-- Start of LISTED ENTRIES --
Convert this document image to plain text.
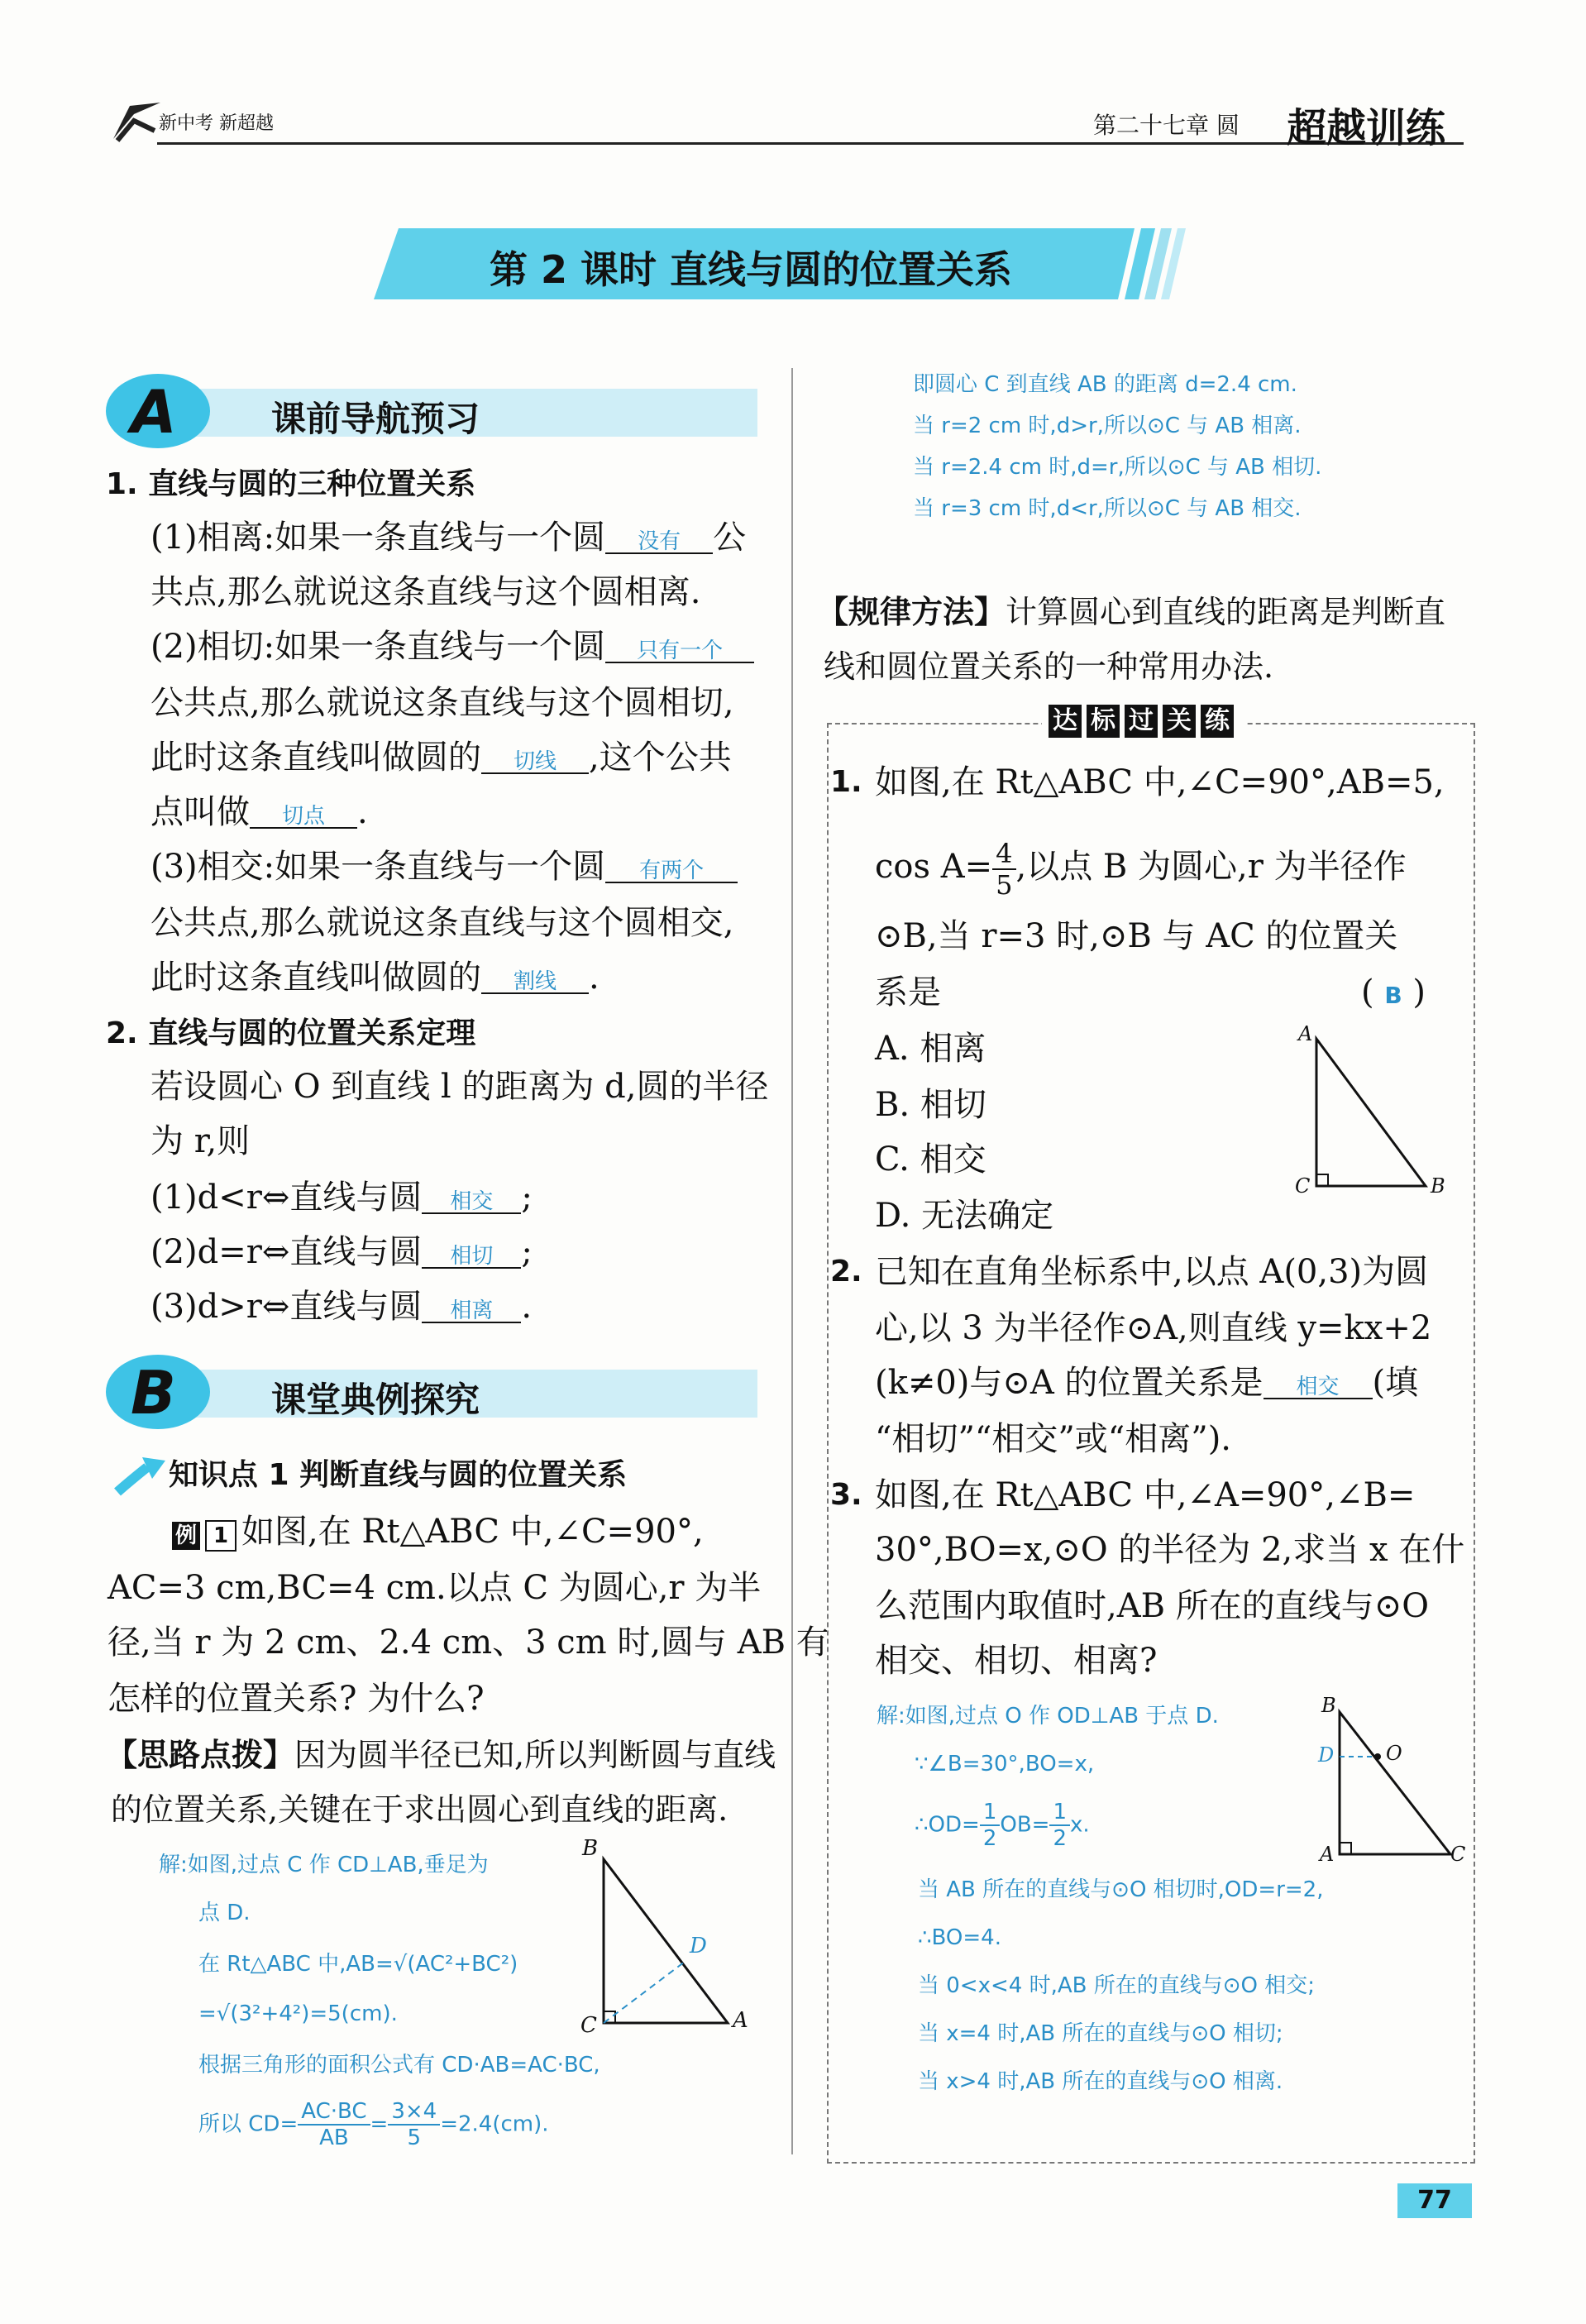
新中考 新超越	第二十七章 圆 超越训练
第 2 课时 直线与圆的位置关系
A	课前导航预习
1. 直线与圆的三种位置关系
(1)相离:如果一条直线与一个圆 没有 公
共点,那么就说这条直线与这个圆相离.
(2)相切:如果一条直线与一个圆 只有一个
公共点,那么就说这条直线与这个圆相切,
此时这条直线叫做圆的 切线 ,这个公共
点叫做 切点 .
(3)相交:如果一条直线与一个圆 有两个
公共点,那么就说这条直线与这个圆相交,
此时这条直线叫做圆的 割线 .
2. 直线与圆的位置关系定理
若设圆心 O 到直线 l 的距离为 d,圆的半径
为 r,则
(1)d<r⇔直线与圆 相交 ;
(2)d=r⇔直线与圆 相切 ;
(3)d>r⇔直线与圆 相离 .
B	课堂典例探究
知识点 1 判断直线与圆的位置关系
例 1 如图,在 Rt△ABC 中,∠C=90°,
AC=3 cm,BC=4 cm.以点 C 为圆心,r 为半
径,当 r 为 2 cm、2.4 cm、3 cm 时,圆与 AB 有
怎样的位置关系? 为什么?
【思路点拨】因为圆半径已知,所以判断圆与直线
的位置关系,关键在于求出圆心到直线的距离.
解:如图,过点 C 作 CD⊥AB,垂足为
点 D.
在 Rt△ABC 中,AB=√(AC²+BC²)
=√(3²+4²)=5(cm).
根据三角形的面积公式有 CD·AB=AC·BC,
所以 $CD= \frac{AC\cdot BC}{AB} = \frac{3\times 4}{5} =2.4(cm)$.
B
C	A
D
即圆心 C 到直线 AB 的距离 d=2.4 cm.
当 r=2 cm 时,d>r,所以⊙C 与 AB 相离.
当 r=2.4 cm 时,d=r,所以⊙C 与 AB 相切.
当 r=3 cm 时,d<r,所以⊙C 与 AB 相交.
【规律方法】计算圆心到直线的距离是判断直
线和圆位置关系的一种常用办法.
达 标 过 关 练
1. 如图,在 Rt△ABC 中,∠C=90°,AB=5,
$\cos A= \frac{4}{5}$ ,以点 B 为圆心,r 为半径作
⊙B,当 r=3 时,⊙B 与 AC 的位置关
系是	( B )
A. 相离
B. 相切
C. 相交
D. 无法确定
A
C	B
2. 已知在直角坐标系中,以点 A(0,3)为圆
心,以 3 为半径作⊙A,则直线 y=kx+2
(k≠0)与⊙A 的位置关系是 相交 (填
“相切”“相交”或“相离”).
3. 如图,在 Rt△ABC 中,∠A=90°,∠B=
30°,BO=x,⊙O 的半径为 2,求当 x 在什
么范围内取值时,AB 所在的直线与⊙O
相交、相切、相离?
解:如图,过点 O 作 OD⊥AB 于点 D.
∵∠B=30°,BO=x,
∴OD= $\frac{1}{2} OB= \frac{1}{2} x$.
当 AB 所在的直线与⊙O 相切时,OD=r=2,
∴BO=4.
当 0<x<4 时,AB 所在的直线与⊙O 相交;
当 x=4 时,AB 所在的直线与⊙O 相切;
当 x>4 时,AB 所在的直线与⊙O 相离.
B
O
D
A	C
77
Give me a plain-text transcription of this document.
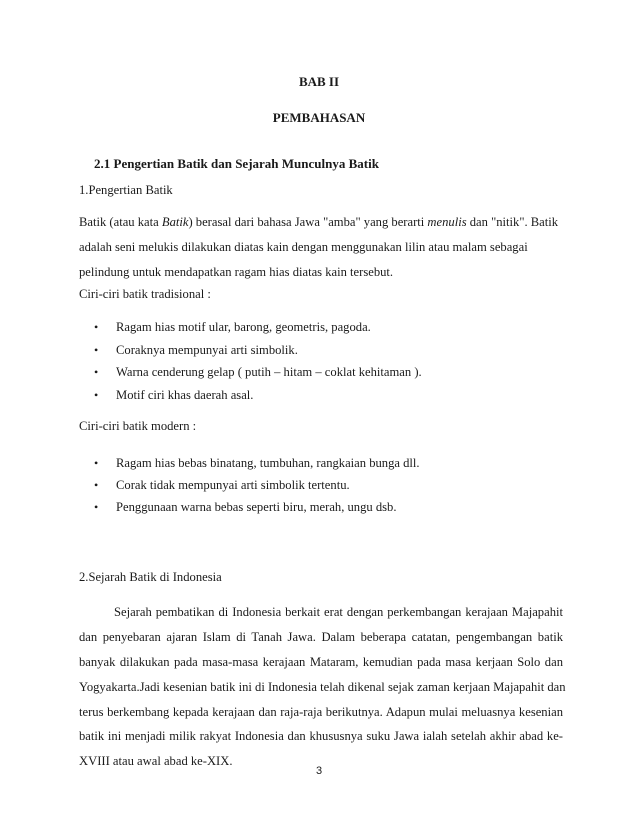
BAB II
PEMBAHASAN
2.1 Pengertian Batik dan Sejarah Munculnya Batik
1.Pengertian Batik
Batik (atau kata Batik) berasal dari bahasa Jawa "amba" yang berarti menulis dan "nitik". Batik
adalah seni melukis dilakukan diatas kain dengan menggunakan lilin atau malam sebagai
pelindung untuk mendapatkan ragam hias diatas kain tersebut.
Ciri-ciri batik tradisional :
• Ragam hias motif ular, barong, geometris, pagoda.
• Coraknya mempunyai arti simbolik.
• Warna cenderung gelap ( putih – hitam – coklat kehitaman ).
• Motif ciri khas daerah asal.
Ciri-ciri batik modern :
• Ragam hias bebas binatang, tumbuhan, rangkaian bunga dll.
• Corak tidak mempunyai arti simbolik tertentu.
• Penggunaan warna bebas seperti biru, merah, ungu dsb.
2.Sejarah Batik di Indonesia
Sejarah pembatikan di Indonesia berkait erat dengan perkembangan kerajaan Majapahit
dan penyebaran ajaran Islam di Tanah Jawa. Dalam beberapa catatan, pengembangan batik
banyak dilakukan pada masa-masa kerajaan Mataram, kemudian pada masa kerjaan Solo dan
Yogyakarta.Jadi kesenian batik ini di Indonesia telah dikenal sejak zaman kerjaan Majapahit dan
terus berkembang kepada kerajaan dan raja-raja berikutnya. Adapun mulai meluasnya kesenian
batik ini menjadi milik rakyat Indonesia dan khususnya suku Jawa ialah setelah akhir abad ke-
XVIII atau awal abad ke-XIX.
3
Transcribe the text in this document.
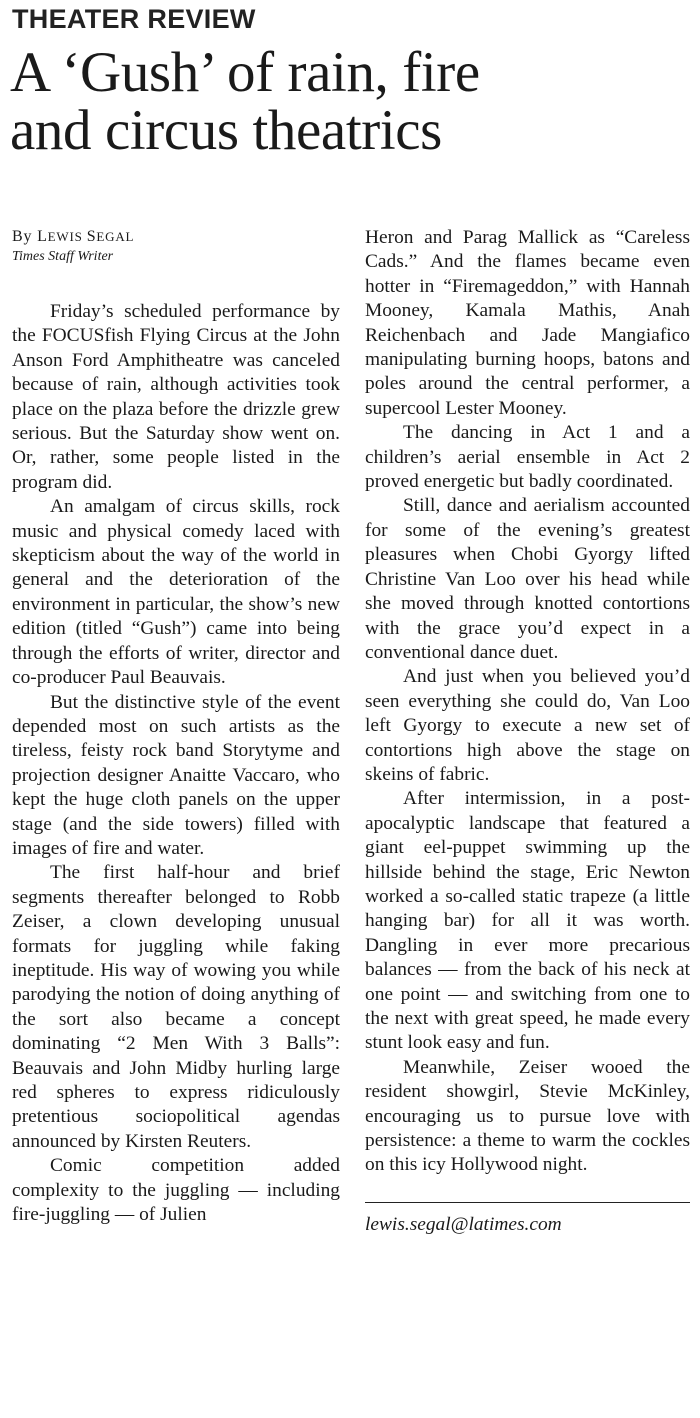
THEATER REVIEW
A ‘Gush’ of rain, fire
and circus theatrics
By LEWIS SEGAL
Times Staff Writer

Friday’s scheduled performance by the FOCUSfish Flying Circus at the John Anson Ford Amphitheatre was canceled because of rain, although activities took place on the plaza before the drizzle grew serious. But the Saturday show went on. Or, rather, some people listed in the program did.

An amalgam of circus skills, rock music and physical comedy laced with skepticism about the way of the world in general and the deterioration of the environment in particular, the show’s new edition (titled “Gush”) came into being through the efforts of writer, director and co-producer Paul Beauvais.

But the distinctive style of the event depended most on such artists as the tireless, feisty rock band Storytyme and projection designer Anaitte Vaccaro, who kept the huge cloth panels on the upper stage (and the side towers) filled with images of fire and water.

The first half-hour and brief segments thereafter belonged to Robb Zeiser, a clown developing unusual formats for juggling while faking ineptitude. His way of wowing you while parodying the notion of doing anything of the sort also became a concept dominating “2 Men With 3 Balls”: Beauvais and John Midby hurling large red spheres to express ridiculously pretentious sociopolitical agendas announced by Kirsten Reuters.

Comic competition added complexity to the juggling — including fire-juggling — of Julien

Heron and Parag Mallick as “Careless Cads.” And the flames became even hotter in “Firemageddon,” with Hannah Mooney, Kamala Mathis, Anah Reichenbach and Jade Mangiafico manipulating burning hoops, batons and poles around the central performer, a supercool Lester Mooney.

The dancing in Act 1 and a children’s aerial ensemble in Act 2 proved energetic but badly coordinated.

Still, dance and aerialism accounted for some of the evening’s greatest pleasures when Chobi Gyorgy lifted Christine Van Loo over his head while she moved through knotted contortions with the grace you’d expect in a conventional dance duet.

And just when you believed you’d seen everything she could do, Van Loo left Gyorgy to execute a new set of contortions high above the stage on skeins of fabric.

After intermission, in a post-apocalyptic landscape that featured a giant eel-puppet swimming up the hillside behind the stage, Eric Newton worked a so-called static trapeze (a little hanging bar) for all it was worth. Dangling in ever more precarious balances — from the back of his neck at one point — and switching from one to the next with great speed, he made every stunt look easy and fun.

Meanwhile, Zeiser wooed the resident showgirl, Stevie McKinley, encouraging us to pursue love with persistence: a theme to warm the cockles on this icy Hollywood night.

lewis.segal@latimes.com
-- End of LISTED ENTRIES --
OBJECTIVE: Quote every line of the records above exactly; no picture is to be copied.

ANSWER BELOW:
Convert this document image to plain text.
新中考 新超越	第二十七章 圆 超越训练
第 2 课时 直线与圆的位置关系
A	课前导航预习
1. 直线与圆的三种位置关系
(1)相离:如果一条直线与一个圆 没有 公
共点,那么就说这条直线与这个圆相离.
(2)相切:如果一条直线与一个圆 只有一个
公共点,那么就说这条直线与这个圆相切,
此时这条直线叫做圆的 切线 ,这个公共
点叫做 切点 .
(3)相交:如果一条直线与一个圆 有两个
公共点,那么就说这条直线与这个圆相交,
此时这条直线叫做圆的 割线 .
2. 直线与圆的位置关系定理
若设圆心 O 到直线 l 的距离为 d,圆的半径
为 r,则
(1)d<r⇔直线与圆 相交 ;
(2)d=r⇔直线与圆 相切 ;
(3)d>r⇔直线与圆 相离 .
B	课堂典例探究
知识点 1 判断直线与圆的位置关系
例 1 如图,在 Rt△ABC 中,∠C=90°,
AC=3 cm,BC=4 cm.以点 C 为圆心,r 为半
径,当 r 为 2 cm、2.4 cm、3 cm 时,圆与 AB 有
怎样的位置关系? 为什么?
【思路点拨】因为圆半径已知,所以判断圆与直线
的位置关系,关键在于求出圆心到直线的距离.
解:如图,过点 C 作 CD⊥AB,垂足为
点 D.
在 Rt△ABC 中,AB=√(AC²+BC²)
=√(3²+4²)=5(cm).
根据三角形的面积公式有 CD·AB=AC·BC,
所以 $CD= \frac{AC\cdot BC}{AB} = \frac{3\times 4}{5} =2.4(cm)$.
B
C	A
D
即圆心 C 到直线 AB 的距离 d=2.4 cm.
当 r=2 cm 时,d>r,所以⊙C 与 AB 相离.
当 r=2.4 cm 时,d=r,所以⊙C 与 AB 相切.
当 r=3 cm 时,d<r,所以⊙C 与 AB 相交.
【规律方法】计算圆心到直线的距离是判断直
线和圆位置关系的一种常用办法.
达 标 过 关 练
1. 如图,在 Rt△ABC 中,∠C=90°,AB=5,
$\cos A= \frac{4}{5}$ ,以点 B 为圆心,r 为半径作
⊙B,当 r=3 时,⊙B 与 AC 的位置关
系是	( B )
A. 相离
B. 相切
C. 相交
D. 无法确定
A
C	B
2. 已知在直角坐标系中,以点 A(0,3)为圆
心,以 3 为半径作⊙A,则直线 y=kx+2
(k≠0)与⊙A 的位置关系是 相交 (填
“相切”“相交”或“相离”).
3. 如图,在 Rt△ABC 中,∠A=90°,∠B=
30°,BO=x,⊙O 的半径为 2,求当 x 在什
么范围内取值时,AB 所在的直线与⊙O
相交、相切、相离?
解:如图,过点 O 作 OD⊥AB 于点 D.
∵∠B=30°,BO=x,
∴OD= $\frac{1}{2} OB= \frac{1}{2} x$.
当 AB 所在的直线与⊙O 相切时,OD=r=2,
∴BO=4.
当 0<x<4 时,AB 所在的直线与⊙O 相交;
当 x=4 时,AB 所在的直线与⊙O 相切;
当 x>4 时,AB 所在的直线与⊙O 相离.
B
O
D
A	C
77
Give me a plain-text transcription of this document.
BAB II
PEMBAHASAN
2.1 Pengertian Batik dan Sejarah Munculnya Batik
1.Pengertian Batik
Batik (atau kata Batik) berasal dari bahasa Jawa "amba" yang berarti menulis dan "nitik". Batik
adalah seni melukis dilakukan diatas kain dengan menggunakan lilin atau malam sebagai
pelindung untuk mendapatkan ragam hias diatas kain tersebut.
Ciri-ciri batik tradisional :
• Ragam hias motif ular, barong, geometris, pagoda.
• Coraknya mempunyai arti simbolik.
• Warna cenderung gelap ( putih – hitam – coklat kehitaman ).
• Motif ciri khas daerah asal.
Ciri-ciri batik modern :
• Ragam hias bebas binatang, tumbuhan, rangkaian bunga dll.
• Corak tidak mempunyai arti simbolik tertentu.
• Penggunaan warna bebas seperti biru, merah, ungu dsb.
2.Sejarah Batik di Indonesia
Sejarah pembatikan di Indonesia berkait erat dengan perkembangan kerajaan Majapahit
dan penyebaran ajaran Islam di Tanah Jawa. Dalam beberapa catatan, pengembangan batik
banyak dilakukan pada masa-masa kerajaan Mataram, kemudian pada masa kerjaan Solo dan
Yogyakarta.Jadi kesenian batik ini di Indonesia telah dikenal sejak zaman kerjaan Majapahit dan
terus berkembang kepada kerajaan dan raja-raja berikutnya. Adapun mulai meluasnya kesenian
batik ini menjadi milik rakyat Indonesia dan khususnya suku Jawa ialah setelah akhir abad ke-
XVIII atau awal abad ke-XIX.
3
Transcribe the text in this document.
THEATER REVIEW
A ‘Gush’ of rain, fire
and circus theatrics
By LEWIS SEGAL
Times Staff Writer

Friday’s scheduled performance by the FOCUSfish Flying Circus at the John Anson Ford Amphitheatre was canceled because of rain, although activities took place on the plaza before the drizzle grew serious. But the Saturday show went on. Or, rather, some people listed in the program did.

An amalgam of circus skills, rock music and physical comedy laced with skepticism about the way of the world in general and the deterioration of the environment in particular, the show’s new edition (titled “Gush”) came into being through the efforts of writer, director and co-producer Paul Beauvais.

But the distinctive style of the event depended most on such artists as the tireless, feisty rock band Storytyme and projection designer Anaitte Vaccaro, who kept the huge cloth panels on the upper stage (and the side towers) filled with images of fire and water.

The first half-hour and brief segments thereafter belonged to Robb Zeiser, a clown developing unusual formats for juggling while faking ineptitude. His way of wowing you while parodying the notion of doing anything of the sort also became a concept dominating “2 Men With 3 Balls”: Beauvais and John Midby hurling large red spheres to express ridiculously pretentious sociopolitical agendas announced by Kirsten Reuters.

Comic competition added complexity to the juggling — including fire-juggling — of Julien

Heron and Parag Mallick as “Careless Cads.” And the flames became even hotter in “Firemageddon,” with Hannah Mooney, Kamala Mathis, Anah Reichenbach and Jade Mangiafico manipulating burning hoops, batons and poles around the central performer, a supercool Lester Mooney.

The dancing in Act 1 and a children’s aerial ensemble in Act 2 proved energetic but badly coordinated.

Still, dance and aerialism accounted for some of the evening’s greatest pleasures when Chobi Gyorgy lifted Christine Van Loo over his head while she moved through knotted contortions with the grace you’d expect in a conventional dance duet.

And just when you believed you’d seen everything she could do, Van Loo left Gyorgy to execute a new set of contortions high above the stage on skeins of fabric.

After intermission, in a post-apocalyptic landscape that featured a giant eel-puppet swimming up the hillside behind the stage, Eric Newton worked a so-called static trapeze (a little hanging bar) for all it was worth. Dangling in ever more precarious balances — from the back of his neck at one point — and switching from one to the next with great speed, he made every stunt look easy and fun.

Meanwhile, Zeiser wooed the resident showgirl, Stevie McKinley, encouraging us to pursue love with persistence: a theme to warm the cockles on this icy Hollywood night.

lewis.segal@latimes.com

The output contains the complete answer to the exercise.